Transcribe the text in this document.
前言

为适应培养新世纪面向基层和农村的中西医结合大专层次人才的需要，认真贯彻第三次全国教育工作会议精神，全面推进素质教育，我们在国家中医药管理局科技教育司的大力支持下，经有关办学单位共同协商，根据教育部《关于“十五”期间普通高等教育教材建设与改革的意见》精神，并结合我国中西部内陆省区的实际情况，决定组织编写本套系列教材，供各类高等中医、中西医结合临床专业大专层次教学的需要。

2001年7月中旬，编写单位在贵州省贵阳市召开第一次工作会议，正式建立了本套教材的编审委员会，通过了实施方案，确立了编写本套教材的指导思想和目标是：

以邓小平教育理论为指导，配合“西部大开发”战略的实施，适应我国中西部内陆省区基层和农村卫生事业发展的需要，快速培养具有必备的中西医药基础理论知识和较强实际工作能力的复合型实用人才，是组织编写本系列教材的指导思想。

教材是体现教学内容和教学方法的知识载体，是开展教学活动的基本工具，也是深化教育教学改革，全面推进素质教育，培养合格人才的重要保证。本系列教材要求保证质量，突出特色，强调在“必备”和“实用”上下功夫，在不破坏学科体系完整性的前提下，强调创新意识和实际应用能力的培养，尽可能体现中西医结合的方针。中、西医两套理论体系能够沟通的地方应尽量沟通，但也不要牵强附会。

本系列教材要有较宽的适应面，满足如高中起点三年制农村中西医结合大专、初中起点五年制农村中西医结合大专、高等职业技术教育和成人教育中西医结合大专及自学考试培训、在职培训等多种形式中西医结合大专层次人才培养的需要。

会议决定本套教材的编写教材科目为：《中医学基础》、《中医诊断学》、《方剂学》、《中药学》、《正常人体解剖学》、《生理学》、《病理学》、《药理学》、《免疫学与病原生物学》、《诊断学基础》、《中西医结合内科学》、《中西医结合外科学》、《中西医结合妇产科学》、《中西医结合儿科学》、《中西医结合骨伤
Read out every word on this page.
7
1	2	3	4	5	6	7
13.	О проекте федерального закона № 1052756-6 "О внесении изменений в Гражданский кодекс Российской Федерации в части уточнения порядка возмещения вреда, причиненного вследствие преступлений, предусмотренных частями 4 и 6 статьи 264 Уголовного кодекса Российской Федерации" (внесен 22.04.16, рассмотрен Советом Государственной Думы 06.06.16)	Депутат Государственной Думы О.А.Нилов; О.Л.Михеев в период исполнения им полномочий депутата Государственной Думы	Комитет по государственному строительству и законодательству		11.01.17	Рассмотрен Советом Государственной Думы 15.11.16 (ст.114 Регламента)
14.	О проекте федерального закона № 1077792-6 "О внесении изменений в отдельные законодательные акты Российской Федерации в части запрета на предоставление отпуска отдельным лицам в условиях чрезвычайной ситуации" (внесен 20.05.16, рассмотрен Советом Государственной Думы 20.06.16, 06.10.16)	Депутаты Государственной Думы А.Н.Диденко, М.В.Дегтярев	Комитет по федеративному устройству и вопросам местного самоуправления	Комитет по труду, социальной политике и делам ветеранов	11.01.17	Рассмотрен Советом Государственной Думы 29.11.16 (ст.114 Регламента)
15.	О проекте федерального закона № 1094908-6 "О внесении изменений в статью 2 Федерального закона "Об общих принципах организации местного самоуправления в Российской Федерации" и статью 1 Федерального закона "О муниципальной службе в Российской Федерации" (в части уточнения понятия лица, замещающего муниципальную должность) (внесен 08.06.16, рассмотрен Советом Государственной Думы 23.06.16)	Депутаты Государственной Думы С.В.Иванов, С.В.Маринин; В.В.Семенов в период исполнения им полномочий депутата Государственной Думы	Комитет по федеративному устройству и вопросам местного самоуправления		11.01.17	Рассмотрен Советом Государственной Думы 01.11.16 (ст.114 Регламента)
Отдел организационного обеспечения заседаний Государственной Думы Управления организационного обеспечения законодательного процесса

INSTRUCTION
Search the listing for the string "全面推进素质教育". Copy each line where it turns up.

THE SOLUTION
为适应培养新世纪面向基层和农村的中西医结合大专层次人才的需要，认真贯彻第三次全国教育工作会议精神，全面推进素质教育，我们在国家中医药管理局科技教育司的大力支持下，经有关办学单位共同协商，根据教育部《关于“十五”期间普通高等教育教材建设与改革的意见》精神，并结合我国中西部内陆省区的实际情况，决定组织编写本套系列教材，供各类高等中医、中西医结合临床专业大专层次教学的需要。
教材是体现教学内容和教学方法的知识载体，是开展教学活动的基本工具，也是深化教育教学改革，全面推进素质教育，培养合格人才的重要保证。本系列教材要求保证质量，突出特色，强调在“必备”和“实用”上下功夫，在不破坏学科体系完整性的前提下，强调创新意识和实际应用能力的培养，尽可能体现中西医结合的方针。中、西医两套理论体系能够沟通的地方应尽量沟通，但也不要牵强附会。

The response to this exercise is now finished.